◆ GIVEN REQUEST ◆
Repeat all the material exactly; pictures stay out of your copy.

Collected data
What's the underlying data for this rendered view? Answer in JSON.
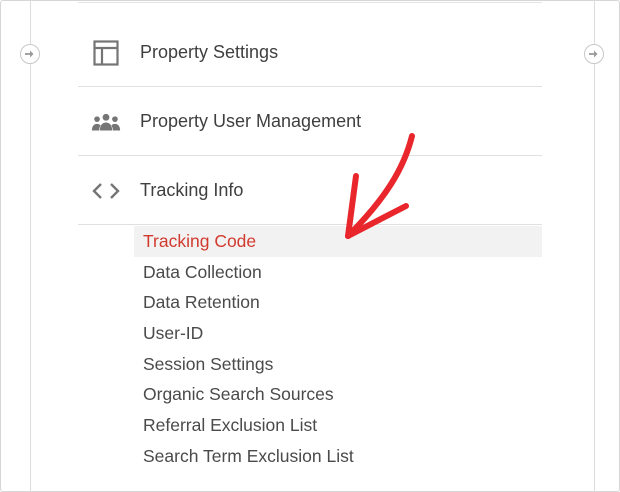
{
  "icons": {
    "collapse_left": "arrow-right-circle-icon",
    "collapse_right": "arrow-right-circle-icon",
    "property_settings": "layout-icon",
    "user_management": "people-icon",
    "tracking_info": "code-brackets-icon",
    "annotation": "red-arrow-icon"
  },
  "colors": {
    "active_text": "#d23a2e",
    "active_bg": "#f2f2f2",
    "annotation_arrow": "#e8262b",
    "icon_gray": "#757575"
  },
  "menu": {
    "items": [
      {
        "label": "Property Settings"
      },
      {
        "label": "Property User Management"
      },
      {
        "label": "Tracking Info"
      }
    ]
  },
  "tracking_info": {
    "subitems": [
      {
        "label": "Tracking Code",
        "active": true
      },
      {
        "label": "Data Collection"
      },
      {
        "label": "Data Retention"
      },
      {
        "label": "User-ID"
      },
      {
        "label": "Session Settings"
      },
      {
        "label": "Organic Search Sources"
      },
      {
        "label": "Referral Exclusion List"
      },
      {
        "label": "Search Term Exclusion List"
      }
    ]
  }
}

◆ OUTPUT FOR THIS TASK ◆
What's the underlying data for this rendered view? Answer in JSON.
{
  "icons": {
    "collapse_left": "arrow-right-circle-icon",
    "collapse_right": "arrow-right-circle-icon",
    "property_settings": "layout-icon",
    "user_management": "people-icon",
    "tracking_info": "code-brackets-icon",
    "annotation": "red-arrow-icon"
  },
  "colors": {
    "active_text": "#d23a2e",
    "active_bg": "#f2f2f2",
    "annotation_arrow": "#e8262b",
    "icon_gray": "#757575"
  },
  "menu": {
    "items": [
      {
        "label": "Property Settings"
      },
      {
        "label": "Property User Management"
      },
      {
        "label": "Tracking Info"
      }
    ]
  },
  "tracking_info": {
    "subitems": [
      {
        "label": "Tracking Code",
        "active": true
      },
      {
        "label": "Data Collection"
      },
      {
        "label": "Data Retention"
      },
      {
        "label": "User-ID"
      },
      {
        "label": "Session Settings"
      },
      {
        "label": "Organic Search Sources"
      },
      {
        "label": "Referral Exclusion List"
      },
      {
        "label": "Search Term Exclusion List"
      }
    ]
  }
}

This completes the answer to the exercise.